**** DATA EXCERPTS
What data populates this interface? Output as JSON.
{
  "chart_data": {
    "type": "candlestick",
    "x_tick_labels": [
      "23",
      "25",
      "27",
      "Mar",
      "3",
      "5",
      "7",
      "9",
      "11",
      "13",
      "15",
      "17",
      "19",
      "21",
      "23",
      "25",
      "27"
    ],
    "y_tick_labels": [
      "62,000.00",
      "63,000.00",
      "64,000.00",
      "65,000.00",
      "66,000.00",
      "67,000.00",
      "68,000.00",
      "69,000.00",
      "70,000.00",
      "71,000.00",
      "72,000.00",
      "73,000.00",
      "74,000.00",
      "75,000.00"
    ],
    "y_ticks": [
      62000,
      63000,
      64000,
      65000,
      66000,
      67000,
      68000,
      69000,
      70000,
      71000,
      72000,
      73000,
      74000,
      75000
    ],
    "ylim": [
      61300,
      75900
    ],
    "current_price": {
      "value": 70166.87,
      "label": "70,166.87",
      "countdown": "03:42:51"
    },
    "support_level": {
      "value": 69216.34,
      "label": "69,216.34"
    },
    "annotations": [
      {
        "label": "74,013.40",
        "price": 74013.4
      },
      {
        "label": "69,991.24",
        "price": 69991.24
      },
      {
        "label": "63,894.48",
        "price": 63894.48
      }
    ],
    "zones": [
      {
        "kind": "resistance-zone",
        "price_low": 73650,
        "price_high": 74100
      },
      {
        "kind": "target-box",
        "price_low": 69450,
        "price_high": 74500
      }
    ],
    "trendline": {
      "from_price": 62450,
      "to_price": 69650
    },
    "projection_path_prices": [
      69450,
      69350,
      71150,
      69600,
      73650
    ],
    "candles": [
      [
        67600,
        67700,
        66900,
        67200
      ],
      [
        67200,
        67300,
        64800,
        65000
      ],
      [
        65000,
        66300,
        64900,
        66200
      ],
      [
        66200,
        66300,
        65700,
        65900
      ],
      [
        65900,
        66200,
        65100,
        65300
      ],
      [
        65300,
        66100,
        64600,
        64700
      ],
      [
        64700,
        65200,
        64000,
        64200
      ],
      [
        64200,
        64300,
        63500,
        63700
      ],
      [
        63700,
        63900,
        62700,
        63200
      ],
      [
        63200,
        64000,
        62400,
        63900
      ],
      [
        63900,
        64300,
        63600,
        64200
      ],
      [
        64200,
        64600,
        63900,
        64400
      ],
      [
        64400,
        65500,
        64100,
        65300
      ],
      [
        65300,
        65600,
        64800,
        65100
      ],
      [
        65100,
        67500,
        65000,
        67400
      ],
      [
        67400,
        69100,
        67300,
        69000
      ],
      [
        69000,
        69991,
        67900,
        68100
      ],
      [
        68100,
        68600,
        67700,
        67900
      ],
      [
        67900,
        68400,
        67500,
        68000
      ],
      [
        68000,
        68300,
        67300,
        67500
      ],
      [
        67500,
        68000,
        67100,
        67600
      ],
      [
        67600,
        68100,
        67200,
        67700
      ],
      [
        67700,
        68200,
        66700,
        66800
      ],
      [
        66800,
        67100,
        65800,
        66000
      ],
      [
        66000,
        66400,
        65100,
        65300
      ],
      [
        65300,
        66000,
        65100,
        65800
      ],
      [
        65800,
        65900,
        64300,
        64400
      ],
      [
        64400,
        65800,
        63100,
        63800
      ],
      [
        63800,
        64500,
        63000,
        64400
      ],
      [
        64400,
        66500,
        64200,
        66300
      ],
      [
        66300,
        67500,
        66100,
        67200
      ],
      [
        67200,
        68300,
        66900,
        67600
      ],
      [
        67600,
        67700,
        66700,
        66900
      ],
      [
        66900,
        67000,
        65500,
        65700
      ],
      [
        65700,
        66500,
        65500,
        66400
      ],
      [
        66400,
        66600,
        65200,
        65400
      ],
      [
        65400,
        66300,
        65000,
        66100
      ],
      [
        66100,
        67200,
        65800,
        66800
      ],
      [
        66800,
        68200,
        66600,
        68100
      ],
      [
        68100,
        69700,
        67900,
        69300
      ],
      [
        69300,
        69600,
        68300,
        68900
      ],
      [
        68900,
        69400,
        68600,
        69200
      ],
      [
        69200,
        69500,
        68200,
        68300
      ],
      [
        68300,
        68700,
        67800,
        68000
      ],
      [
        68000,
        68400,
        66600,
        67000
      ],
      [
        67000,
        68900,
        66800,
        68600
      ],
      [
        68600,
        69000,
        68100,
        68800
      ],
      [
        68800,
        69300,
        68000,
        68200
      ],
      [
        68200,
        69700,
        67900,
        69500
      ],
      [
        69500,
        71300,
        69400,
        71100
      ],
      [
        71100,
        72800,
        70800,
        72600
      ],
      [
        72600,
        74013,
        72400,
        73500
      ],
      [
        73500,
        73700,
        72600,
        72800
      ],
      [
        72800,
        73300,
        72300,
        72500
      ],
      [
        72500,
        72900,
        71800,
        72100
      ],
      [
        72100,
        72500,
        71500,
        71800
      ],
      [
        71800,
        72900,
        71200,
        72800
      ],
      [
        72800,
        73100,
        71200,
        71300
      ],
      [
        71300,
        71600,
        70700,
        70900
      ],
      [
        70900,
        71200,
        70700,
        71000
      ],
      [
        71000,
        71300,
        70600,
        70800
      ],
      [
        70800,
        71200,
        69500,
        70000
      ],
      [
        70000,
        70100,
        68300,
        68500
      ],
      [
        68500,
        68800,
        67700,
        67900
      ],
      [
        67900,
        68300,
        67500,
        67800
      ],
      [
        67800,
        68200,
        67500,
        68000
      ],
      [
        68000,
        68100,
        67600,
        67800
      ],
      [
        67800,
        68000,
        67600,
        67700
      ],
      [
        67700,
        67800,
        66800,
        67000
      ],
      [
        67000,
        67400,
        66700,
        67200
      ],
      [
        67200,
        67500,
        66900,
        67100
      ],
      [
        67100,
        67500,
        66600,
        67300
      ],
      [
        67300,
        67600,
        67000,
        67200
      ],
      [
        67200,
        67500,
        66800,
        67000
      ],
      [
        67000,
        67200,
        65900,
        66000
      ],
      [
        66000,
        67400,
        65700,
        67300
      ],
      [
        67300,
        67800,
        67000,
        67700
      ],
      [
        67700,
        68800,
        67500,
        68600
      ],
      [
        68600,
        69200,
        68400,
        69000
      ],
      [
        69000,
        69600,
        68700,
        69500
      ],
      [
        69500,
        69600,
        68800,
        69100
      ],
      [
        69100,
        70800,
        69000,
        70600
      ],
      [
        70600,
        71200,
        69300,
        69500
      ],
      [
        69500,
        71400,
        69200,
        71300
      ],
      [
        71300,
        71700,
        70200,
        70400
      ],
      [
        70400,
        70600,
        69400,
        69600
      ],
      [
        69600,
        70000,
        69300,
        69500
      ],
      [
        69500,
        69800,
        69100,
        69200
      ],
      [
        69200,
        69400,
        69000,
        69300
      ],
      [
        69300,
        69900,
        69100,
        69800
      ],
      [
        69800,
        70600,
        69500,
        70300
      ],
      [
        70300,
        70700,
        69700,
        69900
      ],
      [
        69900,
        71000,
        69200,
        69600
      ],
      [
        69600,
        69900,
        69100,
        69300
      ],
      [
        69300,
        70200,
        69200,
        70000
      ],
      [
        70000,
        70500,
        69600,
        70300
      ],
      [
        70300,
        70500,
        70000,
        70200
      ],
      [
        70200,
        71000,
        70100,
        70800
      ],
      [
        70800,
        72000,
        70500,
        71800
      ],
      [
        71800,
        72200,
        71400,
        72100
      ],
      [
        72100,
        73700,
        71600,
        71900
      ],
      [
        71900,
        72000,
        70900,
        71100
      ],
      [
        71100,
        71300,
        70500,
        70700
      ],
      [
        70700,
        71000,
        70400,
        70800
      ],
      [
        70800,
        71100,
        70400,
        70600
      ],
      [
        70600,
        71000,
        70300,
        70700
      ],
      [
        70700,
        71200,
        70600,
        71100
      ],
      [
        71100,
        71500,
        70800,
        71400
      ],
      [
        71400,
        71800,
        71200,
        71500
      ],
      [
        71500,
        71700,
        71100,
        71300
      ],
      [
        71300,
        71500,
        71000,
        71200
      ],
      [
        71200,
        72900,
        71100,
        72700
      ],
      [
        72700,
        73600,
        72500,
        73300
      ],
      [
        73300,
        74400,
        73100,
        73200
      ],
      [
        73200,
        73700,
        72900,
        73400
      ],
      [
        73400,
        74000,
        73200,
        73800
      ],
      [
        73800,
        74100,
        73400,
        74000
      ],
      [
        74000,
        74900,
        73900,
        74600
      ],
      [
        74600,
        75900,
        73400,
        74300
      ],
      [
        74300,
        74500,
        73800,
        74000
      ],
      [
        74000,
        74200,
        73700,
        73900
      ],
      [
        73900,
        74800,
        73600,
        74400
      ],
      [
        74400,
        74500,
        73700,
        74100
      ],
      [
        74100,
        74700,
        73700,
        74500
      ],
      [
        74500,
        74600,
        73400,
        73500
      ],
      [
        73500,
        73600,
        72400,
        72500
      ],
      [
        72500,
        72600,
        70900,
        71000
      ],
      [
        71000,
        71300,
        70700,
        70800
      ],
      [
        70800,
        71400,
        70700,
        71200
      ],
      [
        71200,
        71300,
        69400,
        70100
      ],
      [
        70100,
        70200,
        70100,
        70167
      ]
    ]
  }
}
********
■ REQUIREMENT ■
In the entries above, identify every line with the word "kind". Copy those lines.

■ TASK SOLUTION ■
        "kind": "resistance-zone",
        "kind": "target-box",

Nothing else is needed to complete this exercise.